* Required work: Make an exact copy of all the material below, apart from the pictures.

## Begin

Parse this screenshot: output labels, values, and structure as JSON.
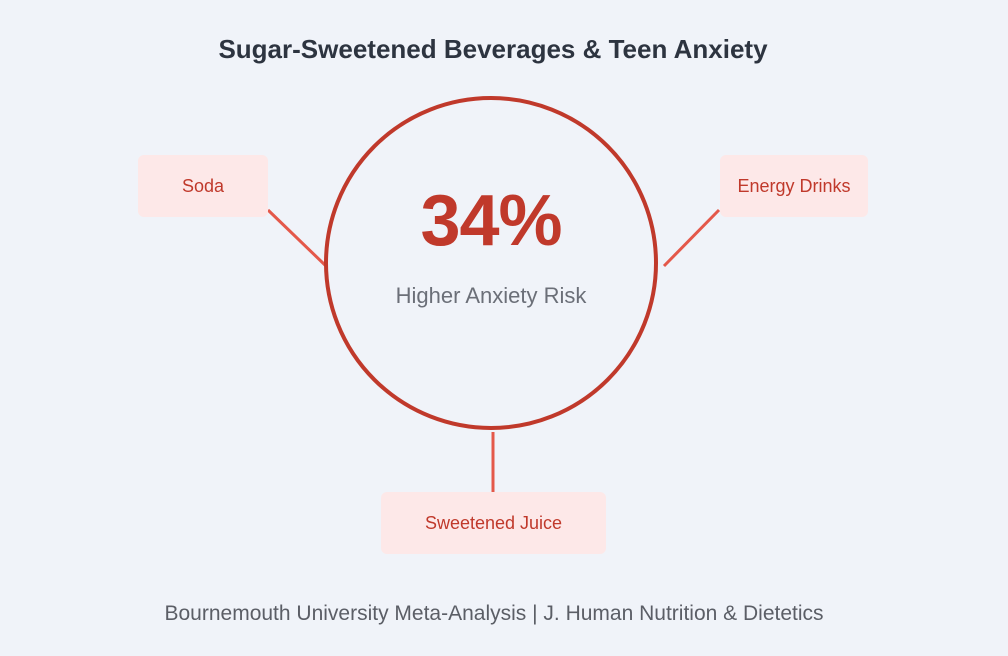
{
  "title": "Sugar-Sweetened Beverages & Teen Anxiety",
  "center": {
    "value": "34%",
    "label": "Higher Anxiety Risk"
  },
  "beverages": [
    {
      "label": "Soda"
    },
    {
      "label": "Energy Drinks"
    },
    {
      "label": "Sweetened Juice"
    }
  ],
  "footer": "Bournemouth University Meta-Analysis | J. Human Nutrition & Dietetics",
  "colors": {
    "accent": "#c0392b",
    "connector": "#e4584a",
    "box_fill": "#fde8e8",
    "background": "#f0f3f9"
  }
}
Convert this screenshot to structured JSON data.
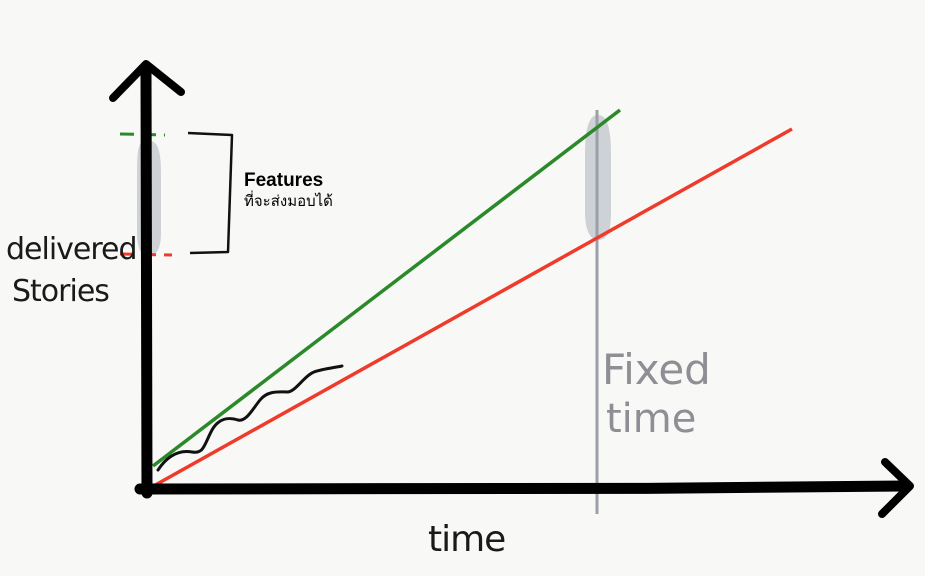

## End

* Task solution:
Parse this screenshot: output labels, values, and structure as JSON.
{
  "title": "Sugar-Sweetened Beverages & Teen Anxiety",
  "center": {
    "value": "34%",
    "label": "Higher Anxiety Risk"
  },
  "beverages": [
    {
      "label": "Soda"
    },
    {
      "label": "Energy Drinks"
    },
    {
      "label": "Sweetened Juice"
    }
  ],
  "footer": "Bournemouth University Meta-Analysis | J. Human Nutrition & Dietetics",
  "colors": {
    "accent": "#c0392b",
    "connector": "#e4584a",
    "box_fill": "#fde8e8",
    "background": "#f0f3f9"
  }
}
Convert this screenshot to structured JSON data.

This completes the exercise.